Report how many lines of the following entries include the string "Spalten"; respond with the number alone.

-- RECORD EXTRACTS start --

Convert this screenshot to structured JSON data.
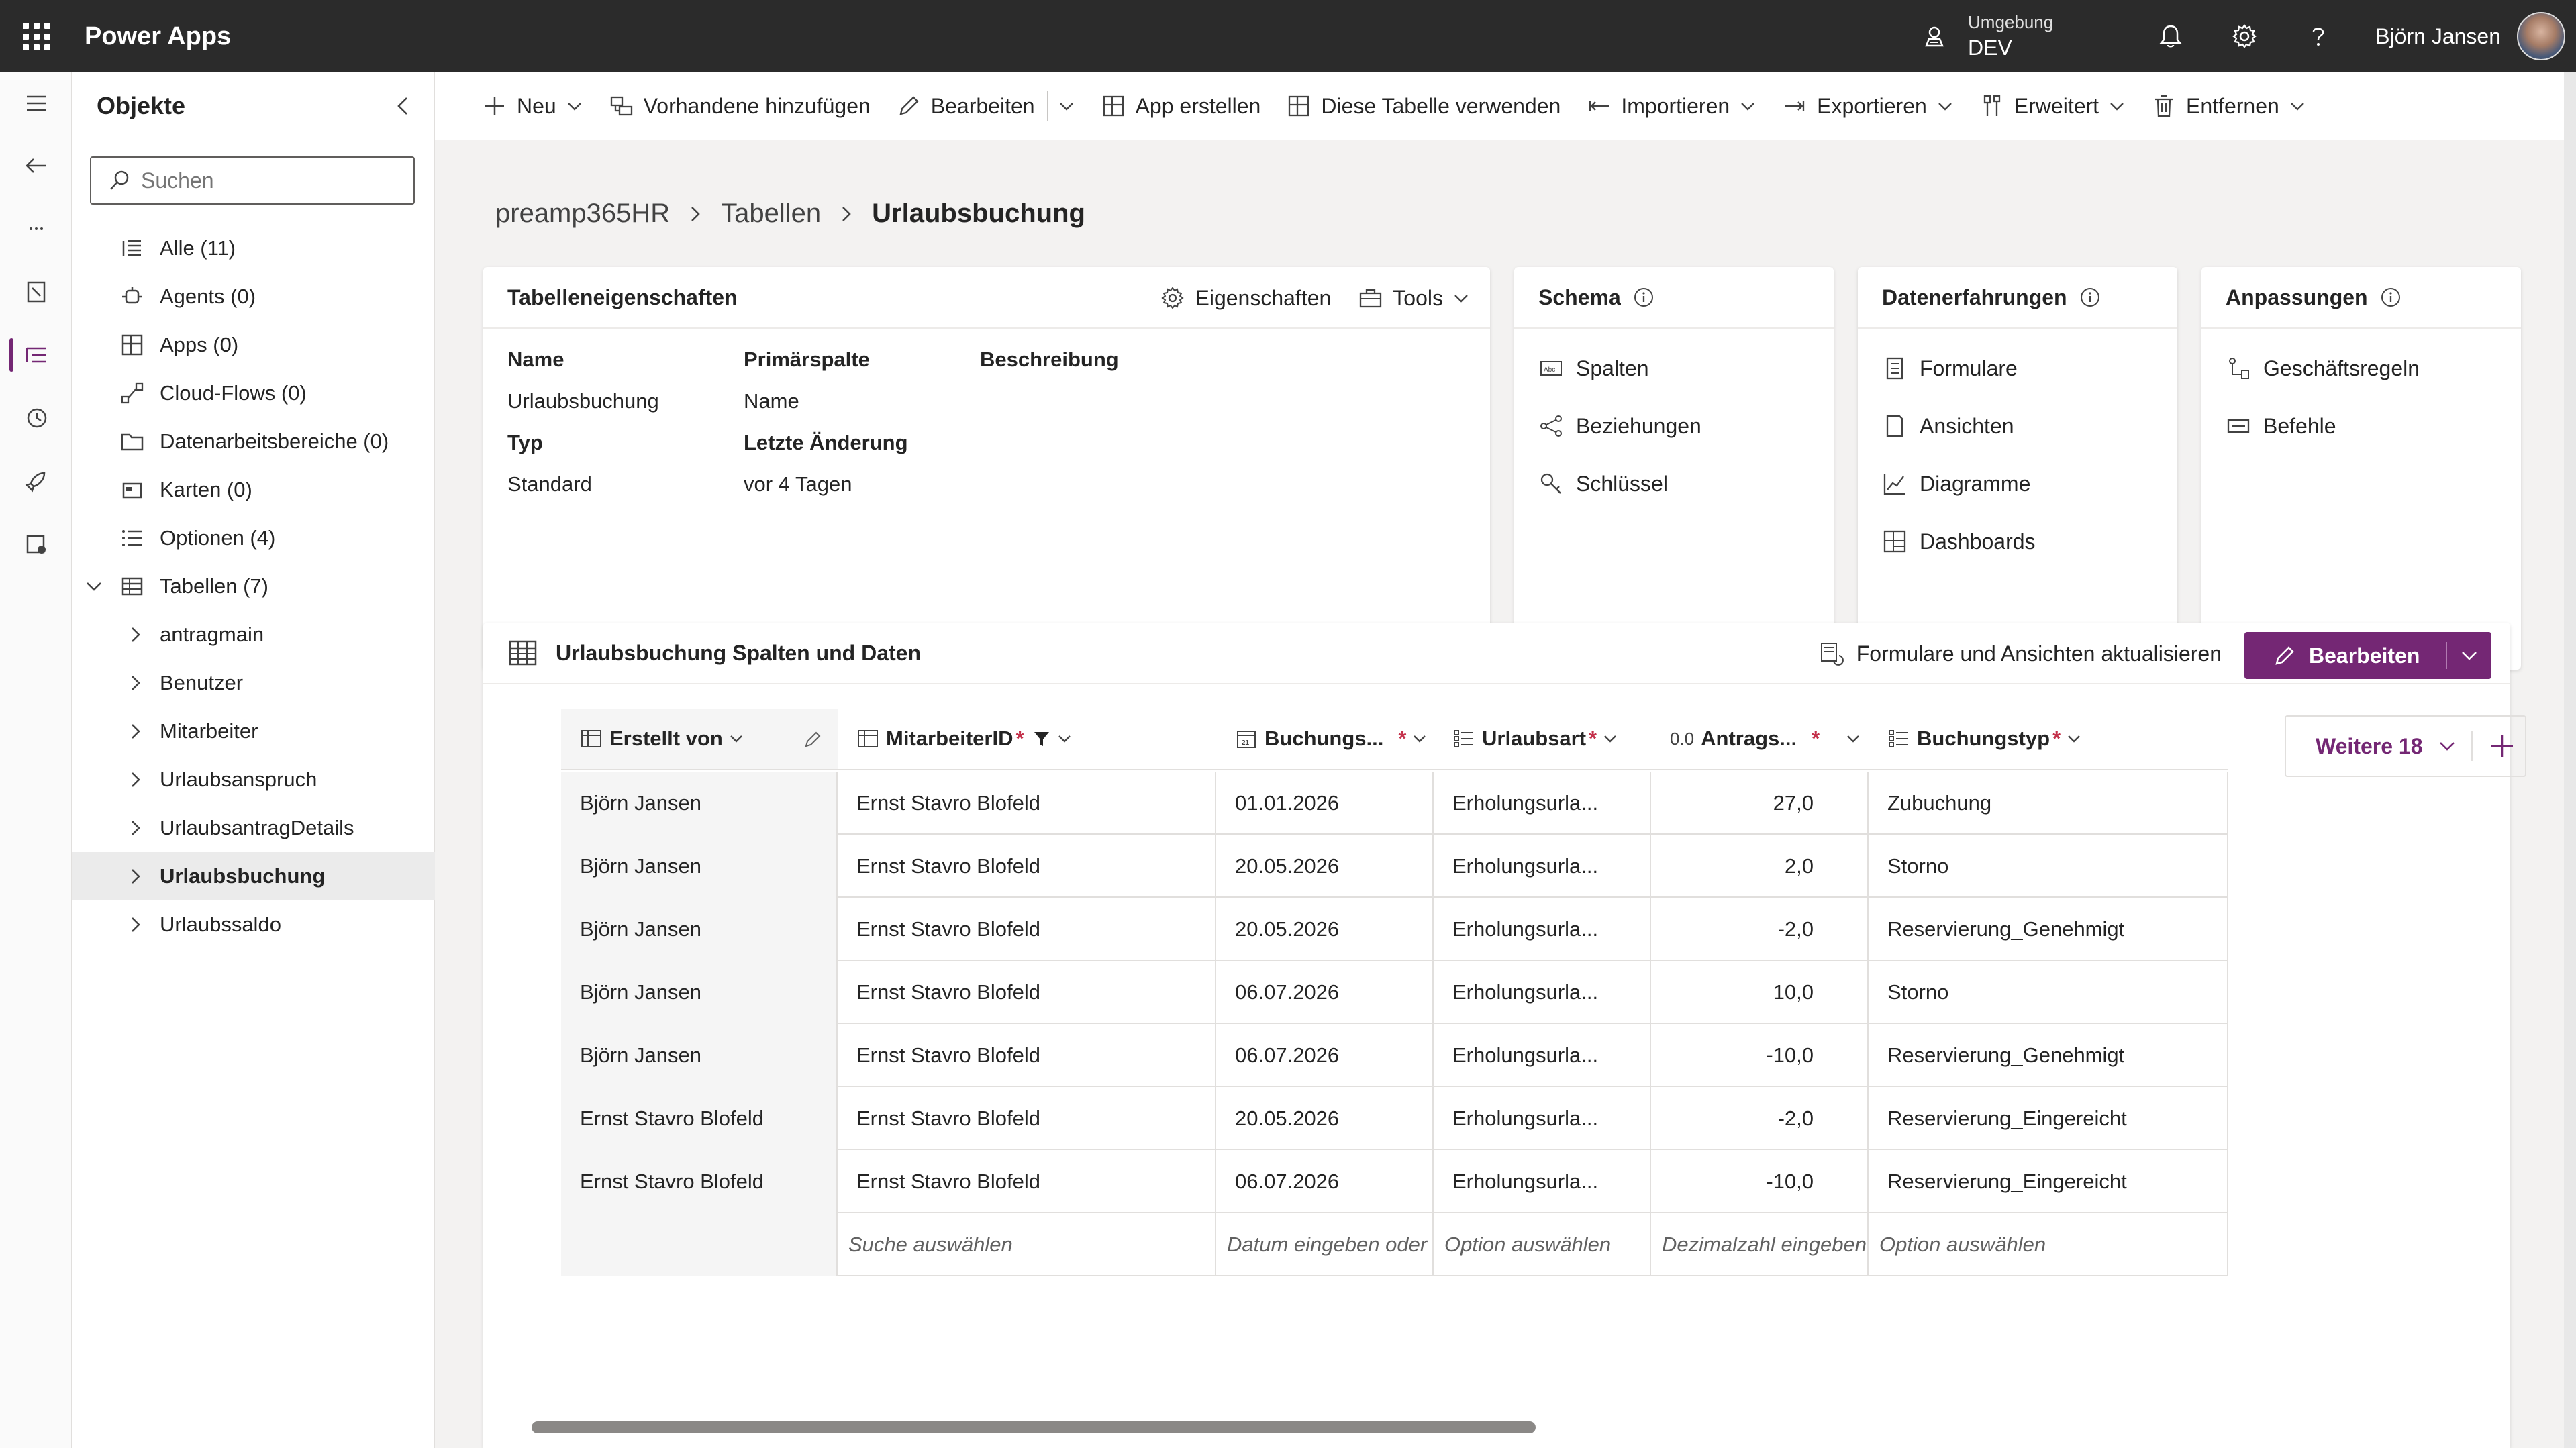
{
  "topbar": {
    "app_name": "Power Apps",
    "environment_label": "Umgebung",
    "environment_value": "DEV",
    "user_name": "Björn Jansen"
  },
  "objects_panel": {
    "title": "Objekte",
    "search_placeholder": "Suchen",
    "items": [
      {
        "label": "Alle (11)",
        "icon": "list-icon"
      },
      {
        "label": "Agents (0)",
        "icon": "agent-icon"
      },
      {
        "label": "Apps (0)",
        "icon": "apps-icon"
      },
      {
        "label": "Cloud-Flows (0)",
        "icon": "flow-icon"
      },
      {
        "label": "Datenarbeitsbereiche (0)",
        "icon": "folder-icon"
      },
      {
        "label": "Karten (0)",
        "icon": "card-icon"
      },
      {
        "label": "Optionen (4)",
        "icon": "options-icon"
      },
      {
        "label": "Tabellen (7)",
        "icon": "table-icon"
      }
    ],
    "tables": [
      "antragmain",
      "Benutzer",
      "Mitarbeiter",
      "Urlaubsanspruch",
      "UrlaubsantragDetails",
      "Urlaubsbuchung",
      "Urlaubssaldo"
    ],
    "selected_table": "Urlaubsbuchung"
  },
  "commandbar": {
    "new": "Neu",
    "add_existing": "Vorhandene hinzufügen",
    "edit": "Bearbeiten",
    "create_app": "App erstellen",
    "use_table": "Diese Tabelle verwenden",
    "import": "Importieren",
    "export": "Exportieren",
    "advanced": "Erweitert",
    "remove": "Entfernen"
  },
  "breadcrumb": {
    "root": "preamp365HR",
    "level1": "Tabellen",
    "current": "Urlaubsbuchung"
  },
  "properties": {
    "title": "Tabelleneigenschaften",
    "properties_action": "Eigenschaften",
    "tools_action": "Tools",
    "name_label": "Name",
    "name_value": "Urlaubsbuchung",
    "primary_label": "Primärspalte",
    "primary_value": "Name",
    "description_label": "Beschreibung",
    "type_label": "Typ",
    "type_value": "Standard",
    "modified_label": "Letzte Änderung",
    "modified_value": "vor 4 Tagen"
  },
  "schema": {
    "title": "Schema",
    "links": [
      "Spalten",
      "Beziehungen",
      "Schlüssel"
    ]
  },
  "data_experiences": {
    "title": "Datenerfahrungen",
    "links": [
      "Formulare",
      "Ansichten",
      "Diagramme",
      "Dashboards"
    ]
  },
  "customizations": {
    "title": "Anpassungen",
    "links": [
      "Geschäftsregeln",
      "Befehle"
    ]
  },
  "data_section": {
    "title": "Urlaubsbuchung Spalten und Daten",
    "refresh": "Formulare und Ansichten aktualisieren",
    "edit_button": "Bearbeiten",
    "more_columns": "Weitere 18",
    "columns": [
      {
        "label": "Erstellt von",
        "required": ""
      },
      {
        "label": "MitarbeiterID",
        "required": "*"
      },
      {
        "label": "Buchungs...",
        "required": "*"
      },
      {
        "label": "Urlaubsart",
        "required": "*"
      },
      {
        "label": "Antrags...",
        "required": "*"
      },
      {
        "label": "Buchungstyp",
        "required": "*"
      }
    ],
    "rows": [
      [
        "Björn Jansen",
        "Ernst Stavro Blofeld",
        "01.01.2026",
        "Erholungsurla...",
        "27,0",
        "Zubuchung"
      ],
      [
        "Björn Jansen",
        "Ernst Stavro Blofeld",
        "20.05.2026",
        "Erholungsurla...",
        "2,0",
        "Storno"
      ],
      [
        "Björn Jansen",
        "Ernst Stavro Blofeld",
        "20.05.2026",
        "Erholungsurla...",
        "-2,0",
        "Reservierung_Genehmigt"
      ],
      [
        "Björn Jansen",
        "Ernst Stavro Blofeld",
        "06.07.2026",
        "Erholungsurla...",
        "10,0",
        "Storno"
      ],
      [
        "Björn Jansen",
        "Ernst Stavro Blofeld",
        "06.07.2026",
        "Erholungsurla...",
        "-10,0",
        "Reservierung_Genehmigt"
      ],
      [
        "Ernst Stavro Blofeld",
        "Ernst Stavro Blofeld",
        "20.05.2026",
        "Erholungsurla...",
        "-2,0",
        "Reservierung_Eingereicht"
      ],
      [
        "Ernst Stavro Blofeld",
        "Ernst Stavro Blofeld",
        "06.07.2026",
        "Erholungsurla...",
        "-10,0",
        "Reservierung_Eingereicht"
      ]
    ],
    "new_row_placeholders": [
      "",
      "Suche auswählen",
      "Datum eingeben oder",
      "Option auswählen",
      "Dezimalzahl eingeben",
      "Option auswählen"
    ]
  },
  "colors": {
    "accent": "#742774",
    "topbar": "#2b2b2b",
    "required": "#c4314b"
  }
}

-- RECORD EXTRACTS end --

- WRITTEN SOLUTION
2